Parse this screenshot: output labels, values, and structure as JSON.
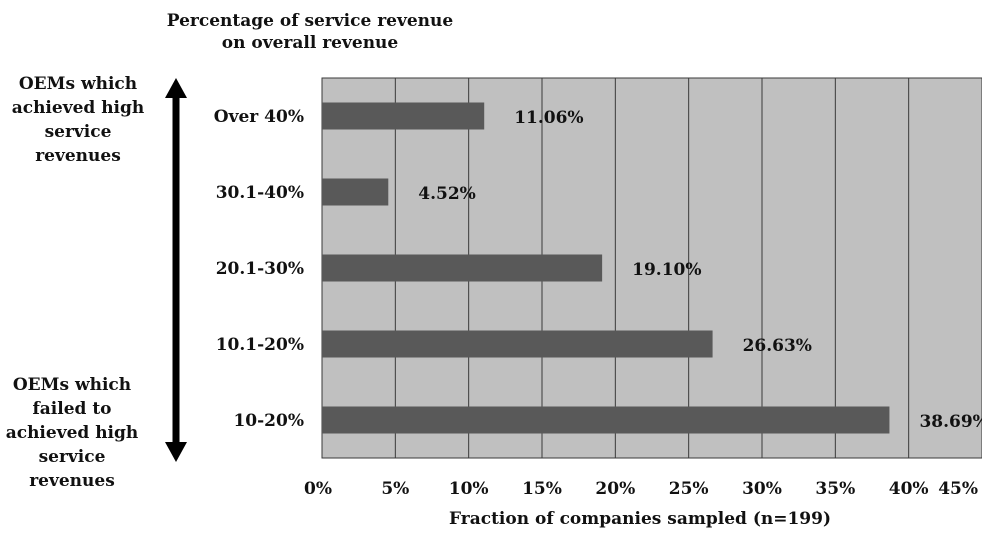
{
  "colors": {
    "plot_bg": "#c0c0c0",
    "bar": "#595959",
    "grid": "#3a3a3a",
    "arrow": "#000000"
  },
  "annotations": {
    "top_label": "OEMs which achieved high service revenues",
    "bottom_label": "OEMs which failed to achieved high service revenues"
  },
  "chart_data": {
    "type": "bar",
    "orientation": "horizontal",
    "title": "Percentage of service revenue on overall revenue",
    "xlabel": "Fraction of companies sampled (n=199)",
    "ylabel": "",
    "categories": [
      "Over 40%",
      "30.1-40%",
      "20.1-30%",
      "10.1-20%",
      "10-20%"
    ],
    "values": [
      11.06,
      4.52,
      19.1,
      26.63,
      38.69
    ],
    "value_labels": [
      "11.06%",
      "4.52%",
      "19.10%",
      "26.63%",
      "38.69%"
    ],
    "xlim": [
      0,
      45
    ],
    "xticks": [
      0,
      5,
      10,
      15,
      20,
      25,
      30,
      35,
      40,
      45
    ],
    "xtick_labels": [
      "0%",
      "5%",
      "10%",
      "15%",
      "20%",
      "25%",
      "30%",
      "35%",
      "40%",
      "45%"
    ],
    "grid": true,
    "legend": "none"
  }
}
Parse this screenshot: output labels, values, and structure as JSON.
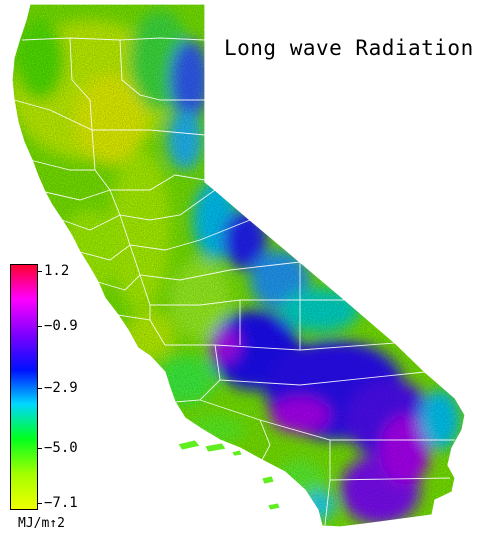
{
  "title": "Long wave Radiation",
  "legend": {
    "units": "MJ/m↑2",
    "ticks": [
      "1.2",
      "−0.9",
      "−2.9",
      "−5.0",
      "−7.1"
    ],
    "max": 1.2,
    "min": -7.1,
    "colors": [
      "#ff0030",
      "#ff00ff",
      "#7a00ff",
      "#0010ff",
      "#00d8ff",
      "#00ff20",
      "#a6ff00",
      "#eeff00"
    ]
  },
  "region": "California"
}
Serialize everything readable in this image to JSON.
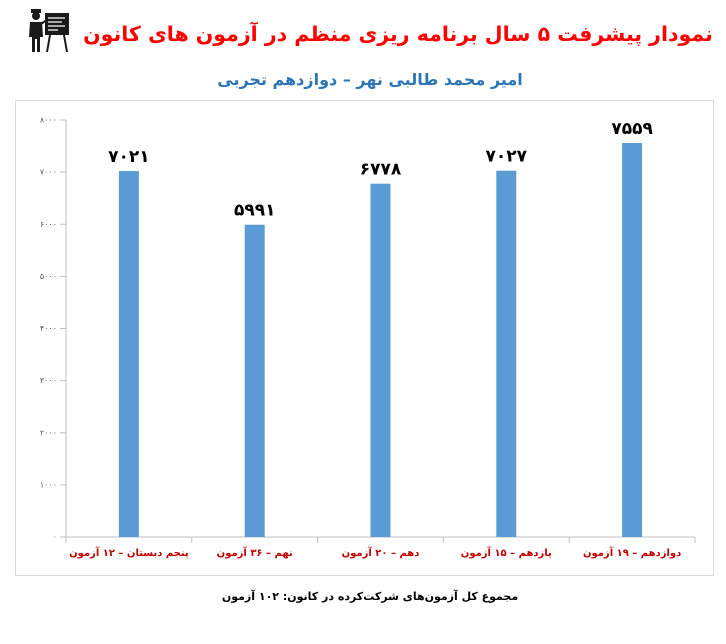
{
  "logo": {
    "icon": "teacher-at-board-logo-icon"
  },
  "colors": {
    "title": "#FF0000",
    "subtitle": "#2E75B6",
    "bar": "#5B9BD5",
    "category_label": "#C00000",
    "data_label": "#000000",
    "axis": "#BFBFBF",
    "tick_label": "#595959",
    "note": "#000000"
  },
  "chart_data": {
    "type": "bar",
    "title": "نمودار پیشرفت ۵ سال برنامه ریزی منظم در آزمون های کانون",
    "subtitle": "امیر محمد طالبی نهر – دوازدهم تجربی",
    "categories": [
      "پنجم دبستان – ۱۲ آزمون",
      "نهم – ۳۶ آزمون",
      "دهم – ۲۰ آزمون",
      "یازدهم – ۱۵ آزمون",
      "دوازدهم – ۱۹ آزمون"
    ],
    "values": [
      7021,
      5991,
      6778,
      7027,
      7559
    ],
    "value_labels": [
      "۷۰۲۱",
      "۵۹۹۱",
      "۶۷۷۸",
      "۷۰۲۷",
      "۷۵۵۹"
    ],
    "ylim": [
      0,
      8000
    ],
    "yticks": [
      0,
      1000,
      2000,
      3000,
      4000,
      5000,
      6000,
      7000,
      8000
    ],
    "ytick_labels": [
      "۰",
      "۱۰۰۰",
      "۲۰۰۰",
      "۳۰۰۰",
      "۴۰۰۰",
      "۵۰۰۰",
      "۶۰۰۰",
      "۷۰۰۰",
      "۸۰۰۰"
    ],
    "grid": false,
    "legend": "none",
    "note": "مجموع کل آزمون‌های شرکت‌کرده در کانون: ۱۰۲ آزمون"
  }
}
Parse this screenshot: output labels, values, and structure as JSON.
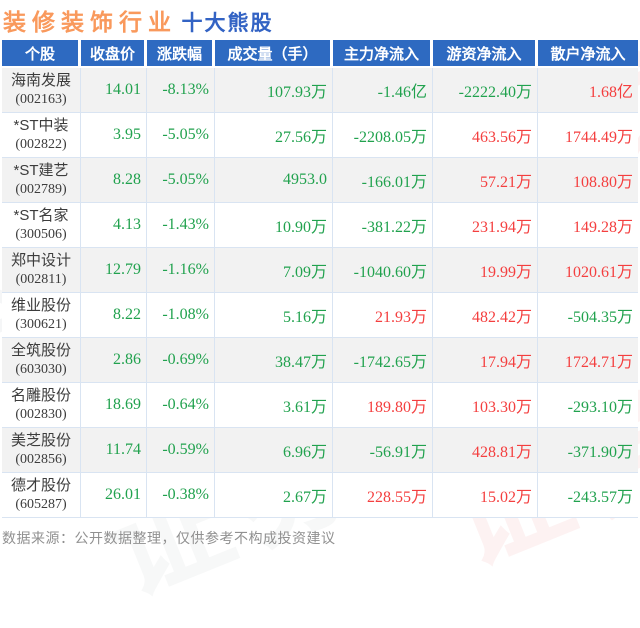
{
  "title": {
    "industry": "装修装饰行业",
    "suffix": "十大熊股"
  },
  "watermark": {
    "text": "证券之星"
  },
  "footer": {
    "text": "数据来源：公开数据整理，仅供参考不构成投资建议"
  },
  "colors": {
    "title_orange": "#f9995c",
    "title_blue": "#3363c4",
    "header_bg": "#2e6ac1",
    "value_green": "#21a24e",
    "value_red": "#f43f3f",
    "row_stripe": "#f2f2f2",
    "grid_line": "#d9e4f2",
    "footer_gray": "#909090"
  },
  "chart_data": {
    "type": "table",
    "title": "装修装饰行业 十大熊股",
    "columns": [
      "个股",
      "收盘价",
      "涨跌幅",
      "成交量（手）",
      "主力净流入",
      "游资净流入",
      "散户净流入"
    ],
    "rows": [
      {
        "name": "海南发展",
        "code": "(002163)",
        "values": [
          {
            "t": "14.01",
            "color": "green"
          },
          {
            "t": "-8.13%",
            "color": "green"
          },
          {
            "t": "107.93万",
            "color": "green"
          },
          {
            "t": "-1.46亿",
            "color": "green"
          },
          {
            "t": "-2222.40万",
            "color": "green"
          },
          {
            "t": "1.68亿",
            "color": "red"
          }
        ]
      },
      {
        "name": "*ST中装",
        "code": "(002822)",
        "values": [
          {
            "t": "3.95",
            "color": "green"
          },
          {
            "t": "-5.05%",
            "color": "green"
          },
          {
            "t": "27.56万",
            "color": "green"
          },
          {
            "t": "-2208.05万",
            "color": "green"
          },
          {
            "t": "463.56万",
            "color": "red"
          },
          {
            "t": "1744.49万",
            "color": "red"
          }
        ]
      },
      {
        "name": "*ST建艺",
        "code": "(002789)",
        "values": [
          {
            "t": "8.28",
            "color": "green"
          },
          {
            "t": "-5.05%",
            "color": "green"
          },
          {
            "t": "4953.0",
            "color": "green"
          },
          {
            "t": "-166.01万",
            "color": "green"
          },
          {
            "t": "57.21万",
            "color": "red"
          },
          {
            "t": "108.80万",
            "color": "red"
          }
        ]
      },
      {
        "name": "*ST名家",
        "code": "(300506)",
        "values": [
          {
            "t": "4.13",
            "color": "green"
          },
          {
            "t": "-1.43%",
            "color": "green"
          },
          {
            "t": "10.90万",
            "color": "green"
          },
          {
            "t": "-381.22万",
            "color": "green"
          },
          {
            "t": "231.94万",
            "color": "red"
          },
          {
            "t": "149.28万",
            "color": "red"
          }
        ]
      },
      {
        "name": "郑中设计",
        "code": "(002811)",
        "values": [
          {
            "t": "12.79",
            "color": "green"
          },
          {
            "t": "-1.16%",
            "color": "green"
          },
          {
            "t": "7.09万",
            "color": "green"
          },
          {
            "t": "-1040.60万",
            "color": "green"
          },
          {
            "t": "19.99万",
            "color": "red"
          },
          {
            "t": "1020.61万",
            "color": "red"
          }
        ]
      },
      {
        "name": "维业股份",
        "code": "(300621)",
        "values": [
          {
            "t": "8.22",
            "color": "green"
          },
          {
            "t": "-1.08%",
            "color": "green"
          },
          {
            "t": "5.16万",
            "color": "green"
          },
          {
            "t": "21.93万",
            "color": "red"
          },
          {
            "t": "482.42万",
            "color": "red"
          },
          {
            "t": "-504.35万",
            "color": "green"
          }
        ]
      },
      {
        "name": "全筑股份",
        "code": "(603030)",
        "values": [
          {
            "t": "2.86",
            "color": "green"
          },
          {
            "t": "-0.69%",
            "color": "green"
          },
          {
            "t": "38.47万",
            "color": "green"
          },
          {
            "t": "-1742.65万",
            "color": "green"
          },
          {
            "t": "17.94万",
            "color": "red"
          },
          {
            "t": "1724.71万",
            "color": "red"
          }
        ]
      },
      {
        "name": "名雕股份",
        "code": "(002830)",
        "values": [
          {
            "t": "18.69",
            "color": "green"
          },
          {
            "t": "-0.64%",
            "color": "green"
          },
          {
            "t": "3.61万",
            "color": "green"
          },
          {
            "t": "189.80万",
            "color": "red"
          },
          {
            "t": "103.30万",
            "color": "red"
          },
          {
            "t": "-293.10万",
            "color": "green"
          }
        ]
      },
      {
        "name": "美芝股份",
        "code": "(002856)",
        "values": [
          {
            "t": "11.74",
            "color": "green"
          },
          {
            "t": "-0.59%",
            "color": "green"
          },
          {
            "t": "6.96万",
            "color": "green"
          },
          {
            "t": "-56.91万",
            "color": "green"
          },
          {
            "t": "428.81万",
            "color": "red"
          },
          {
            "t": "-371.90万",
            "color": "green"
          }
        ]
      },
      {
        "name": "德才股份",
        "code": "(605287)",
        "values": [
          {
            "t": "26.01",
            "color": "green"
          },
          {
            "t": "-0.38%",
            "color": "green"
          },
          {
            "t": "2.67万",
            "color": "green"
          },
          {
            "t": "228.55万",
            "color": "red"
          },
          {
            "t": "15.02万",
            "color": "red"
          },
          {
            "t": "-243.57万",
            "color": "green"
          }
        ]
      }
    ]
  }
}
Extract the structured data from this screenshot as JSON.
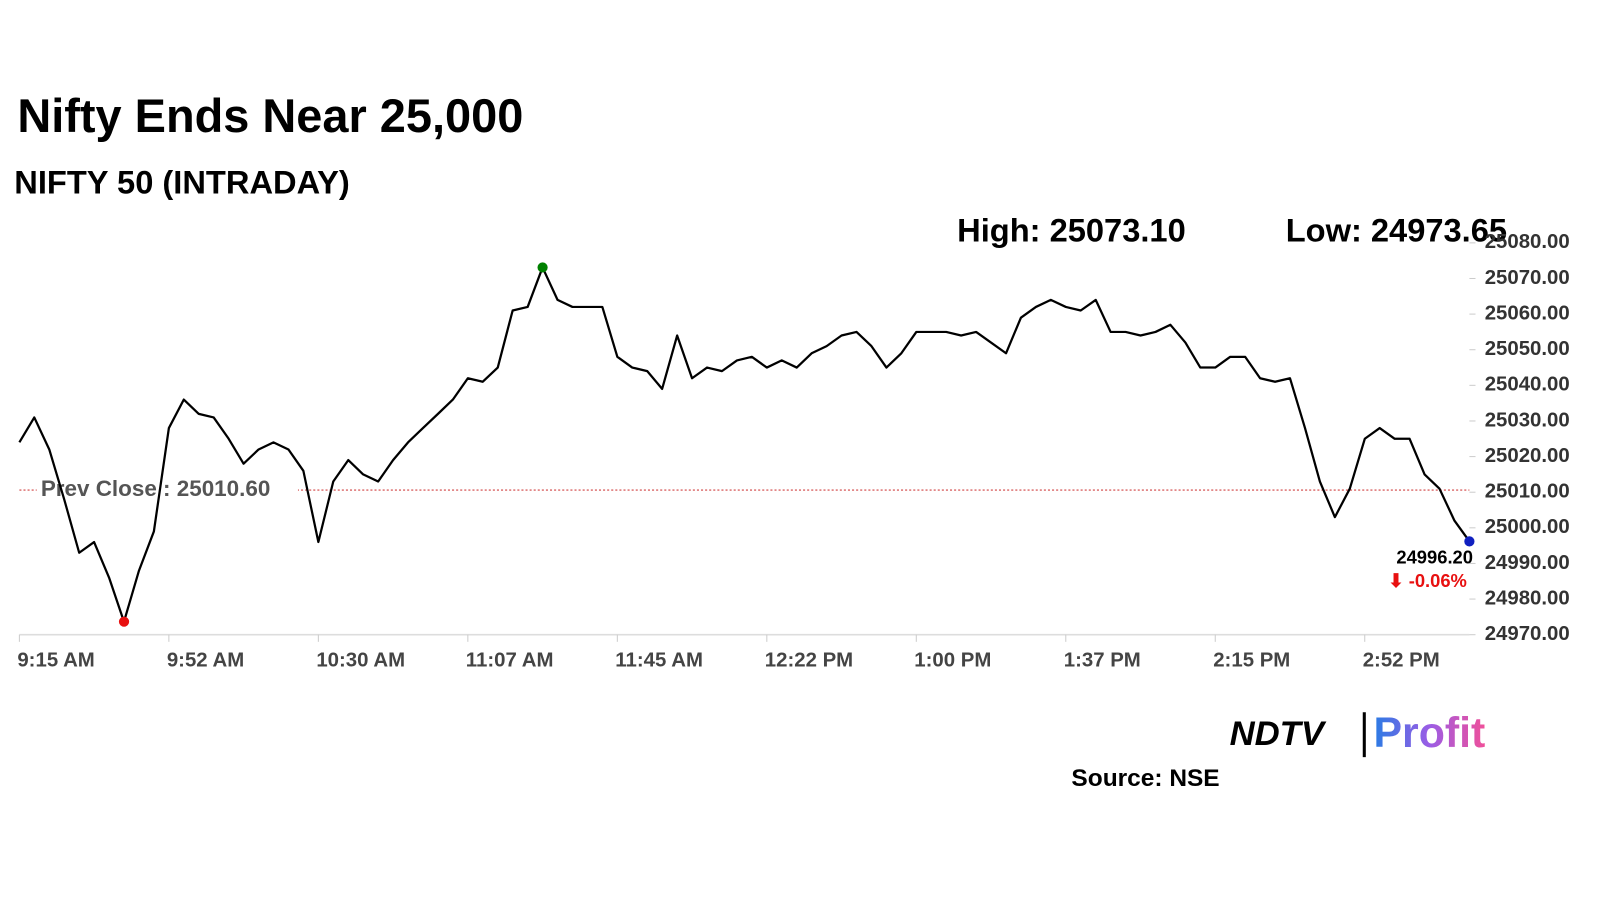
{
  "chart_data": {
    "type": "line",
    "title": "Nifty Ends Near 25,000",
    "subtitle": "NIFTY 50 (INTRADAY)",
    "categories": [
      "9:15 AM",
      null,
      null,
      null,
      null,
      null,
      null,
      null,
      null,
      null,
      "9:52 AM",
      null,
      null,
      null,
      null,
      null,
      null,
      null,
      null,
      null,
      "10:30 AM",
      null,
      null,
      null,
      null,
      null,
      null,
      null,
      null,
      null,
      "11:07 AM",
      null,
      null,
      null,
      null,
      null,
      null,
      null,
      null,
      null,
      "11:45 AM",
      null,
      null,
      null,
      null,
      null,
      null,
      null,
      null,
      null,
      "12:22 PM",
      null,
      null,
      null,
      null,
      null,
      null,
      null,
      null,
      null,
      "1:00 PM",
      null,
      null,
      null,
      null,
      null,
      null,
      null,
      null,
      null,
      "1:37 PM",
      null,
      null,
      null,
      null,
      null,
      null,
      null,
      null,
      null,
      "2:15 PM",
      null,
      null,
      null,
      null,
      null,
      null,
      null,
      null,
      null,
      "2:52 PM",
      null,
      null,
      null,
      null,
      null,
      null,
      null
    ],
    "values": [
      25024,
      25031,
      25022,
      25008,
      24993,
      24996,
      24986,
      24973.65,
      24988,
      24999,
      25028,
      25036,
      25032,
      25031,
      25025,
      25018,
      25022,
      25024,
      25022,
      25016,
      24996,
      25013,
      25019,
      25015,
      25013,
      25019,
      25024,
      25028,
      25032,
      25036,
      25042,
      25041,
      25045,
      25061,
      25062,
      25073.1,
      25064,
      25062,
      25062,
      25062,
      25048,
      25045,
      25044,
      25039,
      25054,
      25042,
      25045,
      25044,
      25047,
      25048,
      25045,
      25047,
      25045,
      25049,
      25051,
      25054,
      25055,
      25051,
      25045,
      25049,
      25055,
      25055,
      25055,
      25054,
      25055,
      25052,
      25049,
      25059,
      25062,
      25064,
      25062,
      25061,
      25064,
      25055,
      25055,
      25054,
      25055,
      25057,
      25052,
      25045,
      25045,
      25048,
      25048,
      25042,
      25041,
      25042,
      25028,
      25013,
      25003,
      25011,
      25025,
      25028,
      25025,
      25025,
      25015,
      25011,
      25002,
      24996.2
    ],
    "color": "#000000",
    "ylim": [
      24970,
      25080
    ],
    "yticks": [
      {
        "value": 24970,
        "label": "24970.00"
      },
      {
        "value": 24980,
        "label": "24980.00"
      },
      {
        "value": 24990,
        "label": "24990.00"
      },
      {
        "value": 25000,
        "label": "25000.00"
      },
      {
        "value": 25010,
        "label": "25010.00"
      },
      {
        "value": 25020,
        "label": "25020.00"
      },
      {
        "value": 25030,
        "label": "25030.00"
      },
      {
        "value": 25040,
        "label": "25040.00"
      },
      {
        "value": 25050,
        "label": "25050.00"
      },
      {
        "value": 25060,
        "label": "25060.00"
      },
      {
        "value": 25070,
        "label": "25070.00"
      },
      {
        "value": 25080,
        "label": "25080.00"
      }
    ],
    "high": {
      "value": 25073.1,
      "label": "High: 25073.10",
      "color": "#008000"
    },
    "low": {
      "value": 24973.65,
      "label": "Low: 24973.65",
      "color": "#e81010"
    },
    "last": {
      "value": 24996.2,
      "label": "24996.20",
      "color": "#1020c0"
    },
    "change": {
      "value": -0.06,
      "label": "⬇ -0.06%",
      "color": "#e81010"
    },
    "prev_close": {
      "value": 25010.6,
      "label": "Prev Close : 25010.60",
      "color": "#d04040"
    }
  },
  "logo": {
    "left": "NDTV",
    "right": "Profit"
  },
  "source": "Source: NSE"
}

What is needed | Which lines above contain the word "name"? Copy each of them.

Response |
        "name": "海南发展",
        "name": "*ST中装",
        "name": "*ST建艺",
        "name": "*ST名家",
        "name": "郑中设计",
        "name": "维业股份",
        "name": "全筑股份",
        "name": "名雕股份",
        "name": "美芝股份",
        "name": "德才股份",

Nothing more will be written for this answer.